* [Requirement]: Scan the lines below for the string "Lindau" and copy every one that has it.

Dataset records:
## begin

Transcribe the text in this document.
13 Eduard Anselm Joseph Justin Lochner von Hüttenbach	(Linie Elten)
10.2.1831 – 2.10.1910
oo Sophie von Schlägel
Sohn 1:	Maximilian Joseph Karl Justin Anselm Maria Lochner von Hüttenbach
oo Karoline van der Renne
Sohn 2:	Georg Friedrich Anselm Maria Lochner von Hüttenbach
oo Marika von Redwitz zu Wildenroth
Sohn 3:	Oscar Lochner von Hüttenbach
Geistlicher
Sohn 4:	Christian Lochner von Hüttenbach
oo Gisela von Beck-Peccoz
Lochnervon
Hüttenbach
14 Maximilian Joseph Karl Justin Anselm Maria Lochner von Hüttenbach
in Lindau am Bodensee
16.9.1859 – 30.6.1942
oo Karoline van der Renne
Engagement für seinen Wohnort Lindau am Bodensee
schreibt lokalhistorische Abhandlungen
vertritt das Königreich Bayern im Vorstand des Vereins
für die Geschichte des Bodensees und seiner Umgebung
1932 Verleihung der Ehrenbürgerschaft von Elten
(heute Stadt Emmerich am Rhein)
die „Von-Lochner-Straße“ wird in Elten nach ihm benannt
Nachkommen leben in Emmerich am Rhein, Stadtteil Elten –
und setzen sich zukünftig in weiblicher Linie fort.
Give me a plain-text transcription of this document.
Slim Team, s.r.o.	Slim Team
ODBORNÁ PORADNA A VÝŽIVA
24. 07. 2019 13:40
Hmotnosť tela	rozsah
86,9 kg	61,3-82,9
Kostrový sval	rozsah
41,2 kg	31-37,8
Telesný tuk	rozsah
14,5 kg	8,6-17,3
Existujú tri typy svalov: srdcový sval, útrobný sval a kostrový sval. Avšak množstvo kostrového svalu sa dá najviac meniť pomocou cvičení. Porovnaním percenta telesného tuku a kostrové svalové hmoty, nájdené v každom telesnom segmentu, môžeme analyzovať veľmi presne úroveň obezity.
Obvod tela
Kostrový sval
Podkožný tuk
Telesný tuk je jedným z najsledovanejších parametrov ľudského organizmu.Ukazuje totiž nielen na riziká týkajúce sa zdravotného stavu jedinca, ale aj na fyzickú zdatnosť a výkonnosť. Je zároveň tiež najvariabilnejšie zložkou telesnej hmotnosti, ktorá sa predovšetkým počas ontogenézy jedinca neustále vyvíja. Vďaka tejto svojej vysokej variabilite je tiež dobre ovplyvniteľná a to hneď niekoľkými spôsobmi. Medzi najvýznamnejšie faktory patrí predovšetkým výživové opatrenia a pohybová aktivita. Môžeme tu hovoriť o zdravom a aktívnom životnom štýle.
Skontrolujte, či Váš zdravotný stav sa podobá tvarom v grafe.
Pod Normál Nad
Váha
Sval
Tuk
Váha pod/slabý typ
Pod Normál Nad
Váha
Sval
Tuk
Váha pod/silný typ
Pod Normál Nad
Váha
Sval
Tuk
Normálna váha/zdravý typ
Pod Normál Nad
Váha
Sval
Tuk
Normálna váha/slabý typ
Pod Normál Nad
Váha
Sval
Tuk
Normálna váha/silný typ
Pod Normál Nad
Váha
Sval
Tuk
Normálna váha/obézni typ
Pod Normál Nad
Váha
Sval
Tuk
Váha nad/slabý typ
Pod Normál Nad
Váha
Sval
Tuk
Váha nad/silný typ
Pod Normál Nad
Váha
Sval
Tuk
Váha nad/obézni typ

## end

* [The output]:
in Lindau am Bodensee
Engagement für seinen Wohnort Lindau am Bodensee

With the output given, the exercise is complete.